Task prompt:
Give back the full set of entries that follows, exactly as written.

-- Supplied material follows --

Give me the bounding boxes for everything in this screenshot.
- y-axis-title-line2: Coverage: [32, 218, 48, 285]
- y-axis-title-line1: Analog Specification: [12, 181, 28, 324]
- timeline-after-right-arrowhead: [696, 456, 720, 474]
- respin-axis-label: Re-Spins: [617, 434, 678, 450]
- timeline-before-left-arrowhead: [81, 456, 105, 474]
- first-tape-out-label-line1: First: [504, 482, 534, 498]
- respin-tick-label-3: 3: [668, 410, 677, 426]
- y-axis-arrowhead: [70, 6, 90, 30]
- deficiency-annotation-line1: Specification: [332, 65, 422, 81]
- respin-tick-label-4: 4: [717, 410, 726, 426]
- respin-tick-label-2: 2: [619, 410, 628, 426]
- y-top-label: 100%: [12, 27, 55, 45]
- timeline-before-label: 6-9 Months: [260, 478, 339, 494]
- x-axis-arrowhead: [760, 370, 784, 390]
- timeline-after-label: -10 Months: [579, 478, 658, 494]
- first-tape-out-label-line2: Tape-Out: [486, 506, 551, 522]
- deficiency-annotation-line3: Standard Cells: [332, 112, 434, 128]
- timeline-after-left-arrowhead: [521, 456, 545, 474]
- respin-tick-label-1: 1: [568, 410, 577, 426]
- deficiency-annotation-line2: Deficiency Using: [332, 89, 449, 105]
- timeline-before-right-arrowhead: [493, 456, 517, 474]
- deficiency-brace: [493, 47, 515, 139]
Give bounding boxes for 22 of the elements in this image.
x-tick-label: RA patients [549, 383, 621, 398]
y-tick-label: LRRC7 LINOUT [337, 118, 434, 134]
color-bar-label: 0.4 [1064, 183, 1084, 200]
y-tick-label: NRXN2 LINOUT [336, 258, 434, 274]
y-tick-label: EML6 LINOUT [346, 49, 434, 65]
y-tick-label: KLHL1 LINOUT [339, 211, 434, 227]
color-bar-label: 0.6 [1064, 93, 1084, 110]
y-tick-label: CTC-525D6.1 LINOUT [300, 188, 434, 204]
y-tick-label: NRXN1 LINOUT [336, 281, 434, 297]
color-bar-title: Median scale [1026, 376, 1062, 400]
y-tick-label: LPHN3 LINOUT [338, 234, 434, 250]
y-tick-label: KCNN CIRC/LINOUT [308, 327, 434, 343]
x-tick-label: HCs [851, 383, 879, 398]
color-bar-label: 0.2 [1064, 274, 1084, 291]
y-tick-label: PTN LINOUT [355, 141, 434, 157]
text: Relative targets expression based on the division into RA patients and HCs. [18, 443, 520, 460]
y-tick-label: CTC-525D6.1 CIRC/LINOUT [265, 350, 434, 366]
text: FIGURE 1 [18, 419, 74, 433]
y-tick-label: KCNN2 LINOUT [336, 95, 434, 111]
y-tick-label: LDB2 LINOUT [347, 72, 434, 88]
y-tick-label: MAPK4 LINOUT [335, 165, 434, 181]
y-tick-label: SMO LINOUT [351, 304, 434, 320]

-- Supplied material concluded --

Answer box:
Give me the bounding boxes for everything in this screenshot.
- y-axis-title-line2: Coverage: [32, 218, 48, 285]
- y-axis-title-line1: Analog Specification: [12, 181, 28, 324]
- timeline-after-right-arrowhead: [696, 456, 720, 474]
- respin-axis-label: Re-Spins: [617, 434, 678, 450]
- timeline-before-left-arrowhead: [81, 456, 105, 474]
- first-tape-out-label-line1: First: [504, 482, 534, 498]
- respin-tick-label-3: 3: [668, 410, 677, 426]
- y-axis-arrowhead: [70, 6, 90, 30]
- deficiency-annotation-line1: Specification: [332, 65, 422, 81]
- respin-tick-label-4: 4: [717, 410, 726, 426]
- respin-tick-label-2: 2: [619, 410, 628, 426]
- y-top-label: 100%: [12, 27, 55, 45]
- timeline-before-label: 6-9 Months: [260, 478, 339, 494]
- x-axis-arrowhead: [760, 370, 784, 390]
- timeline-after-label: -10 Months: [579, 478, 658, 494]
- first-tape-out-label-line2: Tape-Out: [486, 506, 551, 522]
- deficiency-annotation-line3: Standard Cells: [332, 112, 434, 128]
- timeline-after-left-arrowhead: [521, 456, 545, 474]
- respin-tick-label-1: 1: [568, 410, 577, 426]
- deficiency-annotation-line2: Deficiency Using: [332, 89, 449, 105]
- timeline-before-right-arrowhead: [493, 456, 517, 474]
- deficiency-brace: [493, 47, 515, 139]
Give bounding boxes for 22 of the elements in this image.
x-tick-label: RA patients [549, 383, 621, 398]
y-tick-label: LRRC7 LINOUT [337, 118, 434, 134]
color-bar-label: 0.4 [1064, 183, 1084, 200]
y-tick-label: NRXN2 LINOUT [336, 258, 434, 274]
y-tick-label: EML6 LINOUT [346, 49, 434, 65]
y-tick-label: KLHL1 LINOUT [339, 211, 434, 227]
color-bar-label: 0.6 [1064, 93, 1084, 110]
y-tick-label: CTC-525D6.1 LINOUT [300, 188, 434, 204]
y-tick-label: NRXN1 LINOUT [336, 281, 434, 297]
color-bar-title: Median scale [1026, 376, 1062, 400]
y-tick-label: LPHN3 LINOUT [338, 234, 434, 250]
y-tick-label: KCNN CIRC/LINOUT [308, 327, 434, 343]
x-tick-label: HCs [851, 383, 879, 398]
color-bar-label: 0.2 [1064, 274, 1084, 291]
y-tick-label: PTN LINOUT [355, 141, 434, 157]
text: Relative targets expression based on the division into RA patients and HCs. [18, 443, 520, 460]
y-tick-label: CTC-525D6.1 CIRC/LINOUT [265, 350, 434, 366]
text: FIGURE 1 [18, 419, 74, 433]
y-tick-label: KCNN2 LINOUT [336, 95, 434, 111]
y-tick-label: LDB2 LINOUT [347, 72, 434, 88]
y-tick-label: MAPK4 LINOUT [335, 165, 434, 181]
y-tick-label: SMO LINOUT [351, 304, 434, 320]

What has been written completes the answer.